#### [Work to complete]
Transcribe all the records exactly and omit any images they hold.

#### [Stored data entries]
»»

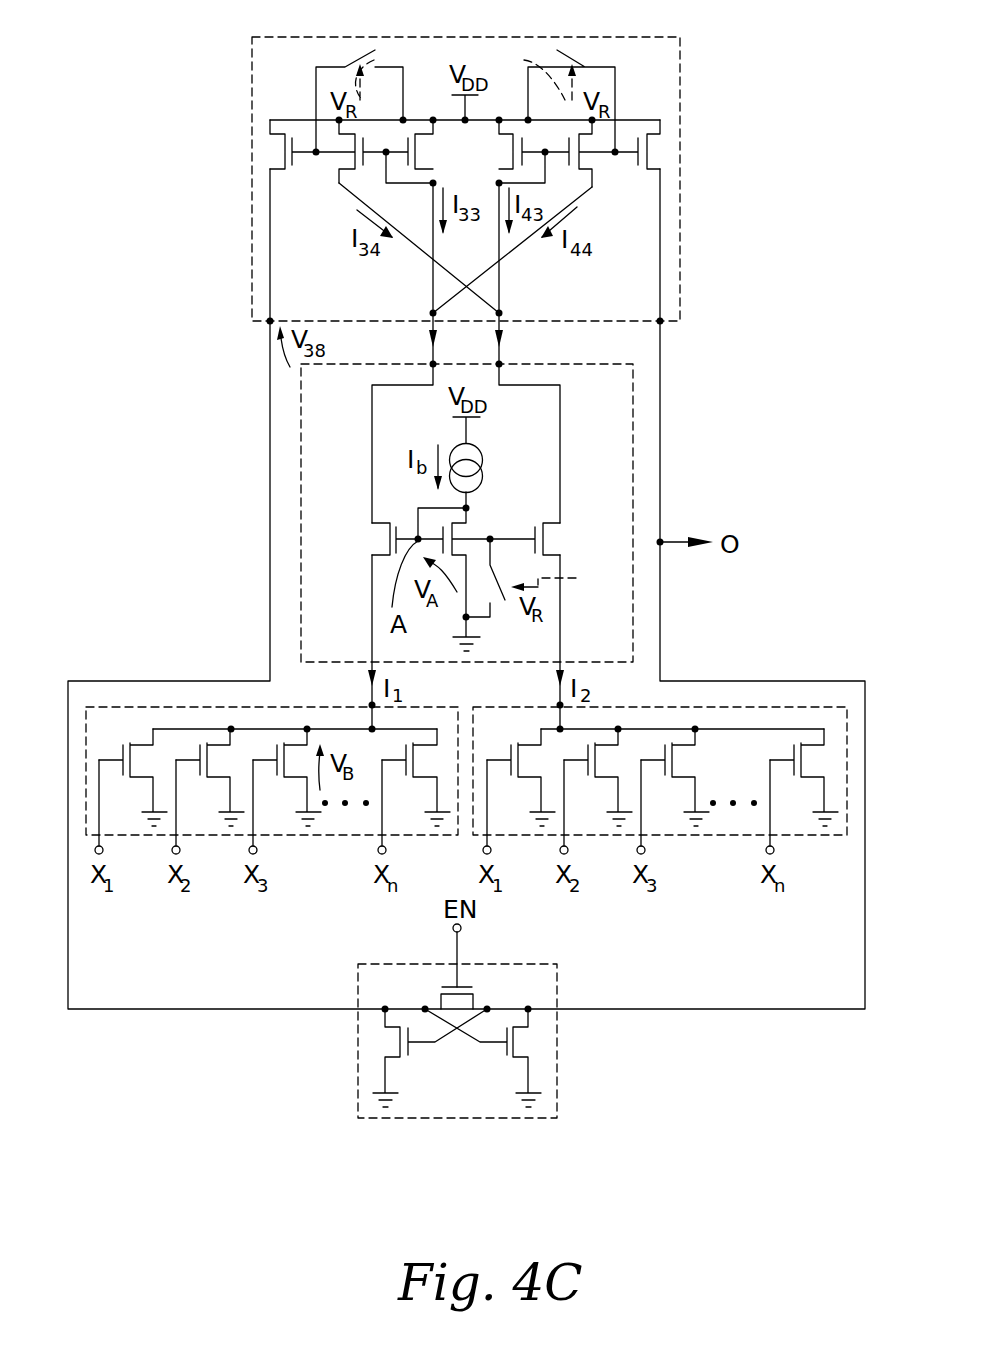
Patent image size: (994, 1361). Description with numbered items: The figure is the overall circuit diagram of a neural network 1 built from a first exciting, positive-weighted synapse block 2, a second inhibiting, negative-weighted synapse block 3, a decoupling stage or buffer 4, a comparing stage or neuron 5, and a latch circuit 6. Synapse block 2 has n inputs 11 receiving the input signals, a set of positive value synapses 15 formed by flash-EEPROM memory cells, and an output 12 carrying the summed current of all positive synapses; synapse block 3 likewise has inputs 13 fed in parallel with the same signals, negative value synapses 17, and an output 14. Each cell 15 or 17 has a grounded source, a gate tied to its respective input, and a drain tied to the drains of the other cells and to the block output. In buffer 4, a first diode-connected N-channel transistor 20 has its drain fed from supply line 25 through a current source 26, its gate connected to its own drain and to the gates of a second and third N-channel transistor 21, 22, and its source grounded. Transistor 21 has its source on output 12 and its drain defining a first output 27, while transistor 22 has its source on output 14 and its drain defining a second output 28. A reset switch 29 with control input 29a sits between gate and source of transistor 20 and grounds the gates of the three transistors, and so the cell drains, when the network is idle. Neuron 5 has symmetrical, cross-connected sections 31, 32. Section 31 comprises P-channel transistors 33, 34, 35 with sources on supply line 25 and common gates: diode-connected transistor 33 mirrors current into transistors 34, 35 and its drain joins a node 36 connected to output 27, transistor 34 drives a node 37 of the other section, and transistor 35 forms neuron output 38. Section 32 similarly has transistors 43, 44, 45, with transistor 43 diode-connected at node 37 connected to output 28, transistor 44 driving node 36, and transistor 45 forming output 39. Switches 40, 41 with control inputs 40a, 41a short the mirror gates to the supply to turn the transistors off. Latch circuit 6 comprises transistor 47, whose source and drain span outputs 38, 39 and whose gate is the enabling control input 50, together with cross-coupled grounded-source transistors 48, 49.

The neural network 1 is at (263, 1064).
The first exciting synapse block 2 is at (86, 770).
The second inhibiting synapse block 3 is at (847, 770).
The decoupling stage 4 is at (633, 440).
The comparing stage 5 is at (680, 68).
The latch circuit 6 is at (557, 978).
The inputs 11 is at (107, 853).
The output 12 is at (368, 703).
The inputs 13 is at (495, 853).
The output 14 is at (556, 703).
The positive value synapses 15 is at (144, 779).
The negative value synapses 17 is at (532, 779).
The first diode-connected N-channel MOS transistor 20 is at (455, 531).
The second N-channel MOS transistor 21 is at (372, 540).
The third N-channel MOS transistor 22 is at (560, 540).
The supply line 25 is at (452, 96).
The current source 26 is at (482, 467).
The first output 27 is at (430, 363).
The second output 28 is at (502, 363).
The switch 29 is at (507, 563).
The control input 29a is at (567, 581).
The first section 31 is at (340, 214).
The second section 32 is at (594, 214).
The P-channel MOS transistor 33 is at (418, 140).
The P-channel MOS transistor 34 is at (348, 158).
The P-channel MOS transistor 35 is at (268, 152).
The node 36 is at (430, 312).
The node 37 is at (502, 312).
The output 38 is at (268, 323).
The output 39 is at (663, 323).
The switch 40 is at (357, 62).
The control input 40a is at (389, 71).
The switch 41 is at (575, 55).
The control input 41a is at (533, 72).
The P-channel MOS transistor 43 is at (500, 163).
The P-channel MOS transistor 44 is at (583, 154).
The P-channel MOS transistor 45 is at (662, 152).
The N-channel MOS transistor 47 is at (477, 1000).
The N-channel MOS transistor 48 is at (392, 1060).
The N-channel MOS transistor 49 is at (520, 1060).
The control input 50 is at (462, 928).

««

#### [Solution to the problem]
Patent image size: (994, 1361). Description with numbered items: The figure is the overall circuit diagram of a neural network 1 built from a first exciting, positive-weighted synapse block 2, a second inhibiting, negative-weighted synapse block 3, a decoupling stage or buffer 4, a comparing stage or neuron 5, and a latch circuit 6. Synapse block 2 has n inputs 11 receiving the input signals, a set of positive value synapses 15 formed by flash-EEPROM memory cells, and an output 12 carrying the summed current of all positive synapses; synapse block 3 likewise has inputs 13 fed in parallel with the same signals, negative value synapses 17, and an output 14. Each cell 15 or 17 has a grounded source, a gate tied to its respective input, and a drain tied to the drains of the other cells and to the block output. In buffer 4, a first diode-connected N-channel transistor 20 has its drain fed from supply line 25 through a current source 26, its gate connected to its own drain and to the gates of a second and third N-channel transistor 21, 22, and its source grounded. Transistor 21 has its source on output 12 and its drain defining a first output 27, while transistor 22 has its source on output 14 and its drain defining a second output 28. A reset switch 29 with control input 29a sits between gate and source of transistor 20 and grounds the gates of the three transistors, and so the cell drains, when the network is idle. Neuron 5 has symmetrical, cross-connected sections 31, 32. Section 31 comprises P-channel transistors 33, 34, 35 with sources on supply line 25 and common gates: diode-connected transistor 33 mirrors current into transistors 34, 35 and its drain joins a node 36 connected to output 27, transistor 34 drives a node 37 of the other section, and transistor 35 forms neuron output 38. Section 32 similarly has transistors 43, 44, 45, with transistor 43 diode-connected at node 37 connected to output 28, transistor 44 driving node 36, and transistor 45 forming output 39. Switches 40, 41 with control inputs 40a, 41a short the mirror gates to the supply to turn the transistors off. Latch circuit 6 comprises transistor 47, whose source and drain span outputs 38, 39 and whose gate is the enabling control input 50, together with cross-coupled grounded-source transistors 48, 49.

The neural network 1 is at (263, 1064).
The first exciting synapse block 2 is at (86, 770).
The second inhibiting synapse block 3 is at (847, 770).
The decoupling stage 4 is at (633, 440).
The comparing stage 5 is at (680, 68).
The latch circuit 6 is at (557, 978).
The inputs 11 is at (107, 853).
The output 12 is at (368, 703).
The inputs 13 is at (495, 853).
The output 14 is at (556, 703).
The positive value synapses 15 is at (144, 779).
The negative value synapses 17 is at (532, 779).
The first diode-connected N-channel MOS transistor 20 is at (455, 531).
The second N-channel MOS transistor 21 is at (372, 540).
The third N-channel MOS transistor 22 is at (560, 540).
The supply line 25 is at (452, 96).
The current source 26 is at (482, 467).
The first output 27 is at (430, 363).
The second output 28 is at (502, 363).
The switch 29 is at (507, 563).
The control input 29a is at (567, 581).
The first section 31 is at (340, 214).
The second section 32 is at (594, 214).
The P-channel MOS transistor 33 is at (418, 140).
The P-channel MOS transistor 34 is at (348, 158).
The P-channel MOS transistor 35 is at (268, 152).
The node 36 is at (430, 312).
The node 37 is at (502, 312).
The output 38 is at (268, 323).
The output 39 is at (663, 323).
The switch 40 is at (357, 62).
The control input 40a is at (389, 71).
The switch 41 is at (575, 55).
The control input 41a is at (533, 72).
The P-channel MOS transistor 43 is at (500, 163).
The P-channel MOS transistor 44 is at (583, 154).
The P-channel MOS transistor 45 is at (662, 152).
The N-channel MOS transistor 47 is at (477, 1000).
The N-channel MOS transistor 48 is at (392, 1060).
The N-channel MOS transistor 49 is at (520, 1060).
The control input 50 is at (462, 928).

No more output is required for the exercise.